[Begin RECORDS PROVIDED]
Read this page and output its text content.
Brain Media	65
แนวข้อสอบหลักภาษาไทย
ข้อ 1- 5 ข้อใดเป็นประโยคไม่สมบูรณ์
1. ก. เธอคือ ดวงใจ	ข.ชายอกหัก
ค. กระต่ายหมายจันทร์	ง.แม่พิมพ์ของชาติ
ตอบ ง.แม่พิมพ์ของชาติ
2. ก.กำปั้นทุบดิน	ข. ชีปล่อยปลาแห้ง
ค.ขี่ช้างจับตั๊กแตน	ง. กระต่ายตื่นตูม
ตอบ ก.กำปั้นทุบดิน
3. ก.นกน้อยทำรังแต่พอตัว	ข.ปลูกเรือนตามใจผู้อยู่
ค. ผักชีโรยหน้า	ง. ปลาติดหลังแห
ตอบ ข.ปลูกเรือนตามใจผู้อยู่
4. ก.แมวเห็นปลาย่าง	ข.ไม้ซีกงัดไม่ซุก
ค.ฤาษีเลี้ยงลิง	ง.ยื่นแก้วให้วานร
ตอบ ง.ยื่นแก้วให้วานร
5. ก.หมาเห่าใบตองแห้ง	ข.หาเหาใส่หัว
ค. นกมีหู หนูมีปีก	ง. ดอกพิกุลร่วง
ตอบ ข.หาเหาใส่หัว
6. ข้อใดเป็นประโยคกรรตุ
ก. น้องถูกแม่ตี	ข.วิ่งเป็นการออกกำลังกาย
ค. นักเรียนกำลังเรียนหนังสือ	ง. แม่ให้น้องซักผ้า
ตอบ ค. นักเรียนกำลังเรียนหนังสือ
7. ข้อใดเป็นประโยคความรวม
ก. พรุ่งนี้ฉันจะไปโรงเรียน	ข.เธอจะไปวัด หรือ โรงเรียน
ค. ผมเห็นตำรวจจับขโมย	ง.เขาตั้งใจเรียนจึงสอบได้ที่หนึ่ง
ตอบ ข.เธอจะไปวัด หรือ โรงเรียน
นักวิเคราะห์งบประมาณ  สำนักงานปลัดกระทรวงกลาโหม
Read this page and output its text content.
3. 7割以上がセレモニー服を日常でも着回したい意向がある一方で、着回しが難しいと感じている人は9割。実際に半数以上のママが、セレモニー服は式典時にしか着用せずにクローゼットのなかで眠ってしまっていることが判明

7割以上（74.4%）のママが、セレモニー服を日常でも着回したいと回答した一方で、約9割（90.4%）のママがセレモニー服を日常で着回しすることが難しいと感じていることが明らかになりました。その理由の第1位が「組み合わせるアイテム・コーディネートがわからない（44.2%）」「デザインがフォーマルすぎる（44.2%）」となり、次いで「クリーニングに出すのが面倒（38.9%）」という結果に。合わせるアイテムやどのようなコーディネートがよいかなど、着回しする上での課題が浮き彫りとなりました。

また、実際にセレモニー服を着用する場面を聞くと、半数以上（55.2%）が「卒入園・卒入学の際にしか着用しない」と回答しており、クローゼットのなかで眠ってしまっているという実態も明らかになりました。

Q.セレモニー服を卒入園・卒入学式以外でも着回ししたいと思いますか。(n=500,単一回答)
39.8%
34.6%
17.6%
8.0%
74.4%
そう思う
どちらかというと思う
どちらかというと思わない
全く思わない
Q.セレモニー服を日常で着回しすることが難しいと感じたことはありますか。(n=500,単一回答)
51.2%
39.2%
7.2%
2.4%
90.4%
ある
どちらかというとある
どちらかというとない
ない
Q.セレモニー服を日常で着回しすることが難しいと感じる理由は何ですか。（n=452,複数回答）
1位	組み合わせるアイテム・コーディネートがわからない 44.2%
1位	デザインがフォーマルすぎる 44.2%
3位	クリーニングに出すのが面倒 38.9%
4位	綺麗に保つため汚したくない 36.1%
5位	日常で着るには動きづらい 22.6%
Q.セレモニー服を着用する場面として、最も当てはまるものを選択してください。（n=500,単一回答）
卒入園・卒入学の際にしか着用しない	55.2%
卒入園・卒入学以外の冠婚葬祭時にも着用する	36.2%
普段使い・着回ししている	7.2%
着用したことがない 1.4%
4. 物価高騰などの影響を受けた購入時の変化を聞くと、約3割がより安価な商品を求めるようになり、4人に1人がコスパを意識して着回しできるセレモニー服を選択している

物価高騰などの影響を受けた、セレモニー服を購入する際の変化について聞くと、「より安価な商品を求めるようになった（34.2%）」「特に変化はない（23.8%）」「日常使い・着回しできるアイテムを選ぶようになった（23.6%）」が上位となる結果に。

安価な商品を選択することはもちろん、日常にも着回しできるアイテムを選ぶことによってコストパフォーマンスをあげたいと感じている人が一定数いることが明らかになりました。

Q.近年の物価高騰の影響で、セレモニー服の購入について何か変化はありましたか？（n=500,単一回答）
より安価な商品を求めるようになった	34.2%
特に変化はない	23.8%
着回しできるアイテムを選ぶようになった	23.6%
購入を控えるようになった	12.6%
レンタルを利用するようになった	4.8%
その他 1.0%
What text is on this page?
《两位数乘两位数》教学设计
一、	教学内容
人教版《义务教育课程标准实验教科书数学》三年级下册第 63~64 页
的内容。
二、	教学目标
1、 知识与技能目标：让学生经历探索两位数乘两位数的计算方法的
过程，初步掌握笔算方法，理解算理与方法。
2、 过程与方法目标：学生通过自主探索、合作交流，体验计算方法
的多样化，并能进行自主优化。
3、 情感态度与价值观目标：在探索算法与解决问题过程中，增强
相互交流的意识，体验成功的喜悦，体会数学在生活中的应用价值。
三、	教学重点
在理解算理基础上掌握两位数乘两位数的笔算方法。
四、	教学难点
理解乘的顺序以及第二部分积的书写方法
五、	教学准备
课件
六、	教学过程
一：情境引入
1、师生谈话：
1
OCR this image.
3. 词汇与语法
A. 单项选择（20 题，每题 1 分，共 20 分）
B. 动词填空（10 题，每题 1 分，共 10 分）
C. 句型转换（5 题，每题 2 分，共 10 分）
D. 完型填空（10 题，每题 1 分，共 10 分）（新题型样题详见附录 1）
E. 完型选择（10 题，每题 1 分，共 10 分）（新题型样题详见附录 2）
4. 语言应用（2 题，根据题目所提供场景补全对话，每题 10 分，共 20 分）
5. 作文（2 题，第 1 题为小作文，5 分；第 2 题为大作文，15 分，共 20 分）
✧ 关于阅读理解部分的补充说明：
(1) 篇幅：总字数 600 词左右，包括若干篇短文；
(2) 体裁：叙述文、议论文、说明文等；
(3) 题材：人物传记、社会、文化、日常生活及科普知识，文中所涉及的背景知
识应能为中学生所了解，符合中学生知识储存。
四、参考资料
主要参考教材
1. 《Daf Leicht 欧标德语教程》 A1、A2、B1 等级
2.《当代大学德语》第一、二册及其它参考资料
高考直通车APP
[End RECORDS PROVIDED]
**SET TASK:**
Locate the line that contains "OCR this image.". Repeat it and every line after it, up to and including the final line, exactly.

**EXERCISE OUTPUT:**
OCR this image.
3. 词汇与语法
A. 单项选择（20 题，每题 1 分，共 20 分）
B. 动词填空（10 题，每题 1 分，共 10 分）
C. 句型转换（5 题，每题 2 分，共 10 分）
D. 完型填空（10 题，每题 1 分，共 10 分）（新题型样题详见附录 1）
E. 完型选择（10 题，每题 1 分，共 10 分）（新题型样题详见附录 2）
4. 语言应用（2 题，根据题目所提供场景补全对话，每题 10 分，共 20 分）
5. 作文（2 题，第 1 题为小作文，5 分；第 2 题为大作文，15 分，共 20 分）
✧ 关于阅读理解部分的补充说明：
(1) 篇幅：总字数 600 词左右，包括若干篇短文；
(2) 体裁：叙述文、议论文、说明文等；
(3) 题材：人物传记、社会、文化、日常生活及科普知识，文中所涉及的背景知
识应能为中学生所了解，符合中学生知识储存。
四、参考资料
主要参考教材
1. 《Daf Leicht 欧标德语教程》 A1、A2、B1 等级
2.《当代大学德语》第一、二册及其它参考资料
高考直通车APP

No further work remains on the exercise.